_Problem details_
Take all the material and copy it exactly.

_The data_
++++++
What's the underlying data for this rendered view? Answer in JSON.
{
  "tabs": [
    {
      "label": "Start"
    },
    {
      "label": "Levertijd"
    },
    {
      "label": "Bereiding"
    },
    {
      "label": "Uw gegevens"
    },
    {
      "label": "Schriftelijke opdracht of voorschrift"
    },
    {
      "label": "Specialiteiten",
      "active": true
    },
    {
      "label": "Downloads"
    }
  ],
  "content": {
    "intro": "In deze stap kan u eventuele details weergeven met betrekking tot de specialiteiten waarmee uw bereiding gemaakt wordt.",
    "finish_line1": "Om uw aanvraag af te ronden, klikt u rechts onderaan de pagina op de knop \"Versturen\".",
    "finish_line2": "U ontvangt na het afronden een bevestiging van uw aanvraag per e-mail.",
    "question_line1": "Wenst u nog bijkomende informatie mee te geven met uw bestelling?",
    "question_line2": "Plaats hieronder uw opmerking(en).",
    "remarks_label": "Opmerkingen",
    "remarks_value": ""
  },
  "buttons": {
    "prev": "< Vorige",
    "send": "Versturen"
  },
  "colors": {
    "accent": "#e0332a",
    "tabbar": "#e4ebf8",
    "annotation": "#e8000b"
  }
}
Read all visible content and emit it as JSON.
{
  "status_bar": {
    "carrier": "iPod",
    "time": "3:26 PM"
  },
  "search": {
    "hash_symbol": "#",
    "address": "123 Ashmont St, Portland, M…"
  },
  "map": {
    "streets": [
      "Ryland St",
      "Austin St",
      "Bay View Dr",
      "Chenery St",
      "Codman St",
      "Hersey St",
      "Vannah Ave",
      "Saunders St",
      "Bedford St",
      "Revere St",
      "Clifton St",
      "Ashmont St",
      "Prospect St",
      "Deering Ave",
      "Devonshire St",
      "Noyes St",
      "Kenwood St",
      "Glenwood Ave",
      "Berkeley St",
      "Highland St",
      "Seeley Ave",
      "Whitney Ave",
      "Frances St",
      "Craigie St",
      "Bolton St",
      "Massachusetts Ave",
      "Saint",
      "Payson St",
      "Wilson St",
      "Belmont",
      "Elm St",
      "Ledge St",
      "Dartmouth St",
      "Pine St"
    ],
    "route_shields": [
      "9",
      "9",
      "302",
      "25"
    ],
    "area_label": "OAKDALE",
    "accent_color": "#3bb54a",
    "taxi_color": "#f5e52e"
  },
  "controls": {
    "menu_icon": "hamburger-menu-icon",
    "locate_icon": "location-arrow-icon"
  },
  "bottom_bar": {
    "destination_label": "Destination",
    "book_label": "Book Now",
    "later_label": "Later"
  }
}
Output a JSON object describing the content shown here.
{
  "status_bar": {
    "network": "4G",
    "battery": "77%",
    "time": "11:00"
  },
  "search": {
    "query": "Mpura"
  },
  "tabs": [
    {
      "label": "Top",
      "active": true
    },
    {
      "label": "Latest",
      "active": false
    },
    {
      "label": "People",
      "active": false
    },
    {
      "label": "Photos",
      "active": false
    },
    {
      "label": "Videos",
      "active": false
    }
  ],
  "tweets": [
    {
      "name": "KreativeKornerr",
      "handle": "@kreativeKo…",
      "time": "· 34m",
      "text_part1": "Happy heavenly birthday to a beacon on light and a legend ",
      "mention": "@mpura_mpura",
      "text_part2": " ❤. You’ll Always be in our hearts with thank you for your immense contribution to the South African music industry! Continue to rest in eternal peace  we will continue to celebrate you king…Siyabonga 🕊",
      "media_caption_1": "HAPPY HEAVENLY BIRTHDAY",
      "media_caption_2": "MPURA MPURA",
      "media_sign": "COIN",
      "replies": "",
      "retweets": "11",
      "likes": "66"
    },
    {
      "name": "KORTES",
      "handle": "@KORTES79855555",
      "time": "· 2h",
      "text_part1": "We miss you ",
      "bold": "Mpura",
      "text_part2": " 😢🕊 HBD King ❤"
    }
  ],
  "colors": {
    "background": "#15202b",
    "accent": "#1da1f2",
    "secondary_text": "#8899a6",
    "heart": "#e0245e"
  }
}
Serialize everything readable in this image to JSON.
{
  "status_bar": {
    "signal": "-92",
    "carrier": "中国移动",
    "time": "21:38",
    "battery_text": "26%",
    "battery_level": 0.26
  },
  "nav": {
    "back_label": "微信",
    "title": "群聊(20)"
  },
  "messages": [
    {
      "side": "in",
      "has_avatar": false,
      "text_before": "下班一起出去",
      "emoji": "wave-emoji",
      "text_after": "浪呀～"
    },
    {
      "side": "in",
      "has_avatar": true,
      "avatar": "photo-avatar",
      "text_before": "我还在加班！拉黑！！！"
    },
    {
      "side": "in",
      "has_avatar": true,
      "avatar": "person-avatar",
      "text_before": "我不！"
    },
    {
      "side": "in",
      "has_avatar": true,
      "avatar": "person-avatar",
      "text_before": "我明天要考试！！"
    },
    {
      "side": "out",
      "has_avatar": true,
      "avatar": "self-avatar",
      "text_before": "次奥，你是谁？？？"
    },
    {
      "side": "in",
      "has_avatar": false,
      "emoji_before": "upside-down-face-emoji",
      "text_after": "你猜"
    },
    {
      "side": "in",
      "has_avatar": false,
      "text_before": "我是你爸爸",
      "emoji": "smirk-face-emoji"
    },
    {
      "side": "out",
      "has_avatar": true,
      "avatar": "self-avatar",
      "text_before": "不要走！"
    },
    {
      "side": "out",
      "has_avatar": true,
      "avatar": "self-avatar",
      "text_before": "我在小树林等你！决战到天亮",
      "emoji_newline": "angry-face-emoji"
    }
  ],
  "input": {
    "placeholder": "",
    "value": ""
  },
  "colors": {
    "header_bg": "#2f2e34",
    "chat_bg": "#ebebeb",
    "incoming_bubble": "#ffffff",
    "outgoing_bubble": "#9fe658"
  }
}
++++++
_Solution for this exercise_
What's the underlying data for this rendered view? Answer in JSON.
{
  "tabs": [
    {
      "label": "Start"
    },
    {
      "label": "Levertijd"
    },
    {
      "label": "Bereiding"
    },
    {
      "label": "Uw gegevens"
    },
    {
      "label": "Schriftelijke opdracht of voorschrift"
    },
    {
      "label": "Specialiteiten",
      "active": true
    },
    {
      "label": "Downloads"
    }
  ],
  "content": {
    "intro": "In deze stap kan u eventuele details weergeven met betrekking tot de specialiteiten waarmee uw bereiding gemaakt wordt.",
    "finish_line1": "Om uw aanvraag af te ronden, klikt u rechts onderaan de pagina op de knop \"Versturen\".",
    "finish_line2": "U ontvangt na het afronden een bevestiging van uw aanvraag per e-mail.",
    "question_line1": "Wenst u nog bijkomende informatie mee te geven met uw bestelling?",
    "question_line2": "Plaats hieronder uw opmerking(en).",
    "remarks_label": "Opmerkingen",
    "remarks_value": ""
  },
  "buttons": {
    "prev": "< Vorige",
    "send": "Versturen"
  },
  "colors": {
    "accent": "#e0332a",
    "tabbar": "#e4ebf8",
    "annotation": "#e8000b"
  }
}
Read all visible content and emit it as JSON.
{
  "status_bar": {
    "carrier": "iPod",
    "time": "3:26 PM"
  },
  "search": {
    "hash_symbol": "#",
    "address": "123 Ashmont St, Portland, M…"
  },
  "map": {
    "streets": [
      "Ryland St",
      "Austin St",
      "Bay View Dr",
      "Chenery St",
      "Codman St",
      "Hersey St",
      "Vannah Ave",
      "Saunders St",
      "Bedford St",
      "Revere St",
      "Clifton St",
      "Ashmont St",
      "Prospect St",
      "Deering Ave",
      "Devonshire St",
      "Noyes St",
      "Kenwood St",
      "Glenwood Ave",
      "Berkeley St",
      "Highland St",
      "Seeley Ave",
      "Whitney Ave",
      "Frances St",
      "Craigie St",
      "Bolton St",
      "Massachusetts Ave",
      "Saint",
      "Payson St",
      "Wilson St",
      "Belmont",
      "Elm St",
      "Ledge St",
      "Dartmouth St",
      "Pine St"
    ],
    "route_shields": [
      "9",
      "9",
      "302",
      "25"
    ],
    "area_label": "OAKDALE",
    "accent_color": "#3bb54a",
    "taxi_color": "#f5e52e"
  },
  "controls": {
    "menu_icon": "hamburger-menu-icon",
    "locate_icon": "location-arrow-icon"
  },
  "bottom_bar": {
    "destination_label": "Destination",
    "book_label": "Book Now",
    "later_label": "Later"
  }
}
Output a JSON object describing the content shown here.
{
  "status_bar": {
    "network": "4G",
    "battery": "77%",
    "time": "11:00"
  },
  "search": {
    "query": "Mpura"
  },
  "tabs": [
    {
      "label": "Top",
      "active": true
    },
    {
      "label": "Latest",
      "active": false
    },
    {
      "label": "People",
      "active": false
    },
    {
      "label": "Photos",
      "active": false
    },
    {
      "label": "Videos",
      "active": false
    }
  ],
  "tweets": [
    {
      "name": "KreativeKornerr",
      "handle": "@kreativeKo…",
      "time": "· 34m",
      "text_part1": "Happy heavenly birthday to a beacon on light and a legend ",
      "mention": "@mpura_mpura",
      "text_part2": " ❤. You’ll Always be in our hearts with thank you for your immense contribution to the South African music industry! Continue to rest in eternal peace  we will continue to celebrate you king…Siyabonga 🕊",
      "media_caption_1": "HAPPY HEAVENLY BIRTHDAY",
      "media_caption_2": "MPURA MPURA",
      "media_sign": "COIN",
      "replies": "",
      "retweets": "11",
      "likes": "66"
    },
    {
      "name": "KORTES",
      "handle": "@KORTES79855555",
      "time": "· 2h",
      "text_part1": "We miss you ",
      "bold": "Mpura",
      "text_part2": " 😢🕊 HBD King ❤"
    }
  ],
  "colors": {
    "background": "#15202b",
    "accent": "#1da1f2",
    "secondary_text": "#8899a6",
    "heart": "#e0245e"
  }
}
Serialize everything readable in this image to JSON.
{
  "status_bar": {
    "signal": "-92",
    "carrier": "中国移动",
    "time": "21:38",
    "battery_text": "26%",
    "battery_level": 0.26
  },
  "nav": {
    "back_label": "微信",
    "title": "群聊(20)"
  },
  "messages": [
    {
      "side": "in",
      "has_avatar": false,
      "text_before": "下班一起出去",
      "emoji": "wave-emoji",
      "text_after": "浪呀～"
    },
    {
      "side": "in",
      "has_avatar": true,
      "avatar": "photo-avatar",
      "text_before": "我还在加班！拉黑！！！"
    },
    {
      "side": "in",
      "has_avatar": true,
      "avatar": "person-avatar",
      "text_before": "我不！"
    },
    {
      "side": "in",
      "has_avatar": true,
      "avatar": "person-avatar",
      "text_before": "我明天要考试！！"
    },
    {
      "side": "out",
      "has_avatar": true,
      "avatar": "self-avatar",
      "text_before": "次奥，你是谁？？？"
    },
    {
      "side": "in",
      "has_avatar": false,
      "emoji_before": "upside-down-face-emoji",
      "text_after": "你猜"
    },
    {
      "side": "in",
      "has_avatar": false,
      "text_before": "我是你爸爸",
      "emoji": "smirk-face-emoji"
    },
    {
      "side": "out",
      "has_avatar": true,
      "avatar": "self-avatar",
      "text_before": "不要走！"
    },
    {
      "side": "out",
      "has_avatar": true,
      "avatar": "self-avatar",
      "text_before": "我在小树林等你！决战到天亮",
      "emoji_newline": "angry-face-emoji"
    }
  ],
  "input": {
    "placeholder": "",
    "value": ""
  },
  "colors": {
    "header_bg": "#2f2e34",
    "chat_bg": "#ebebeb",
    "incoming_bubble": "#ffffff",
    "outgoing_bubble": "#9fe658"
  }
}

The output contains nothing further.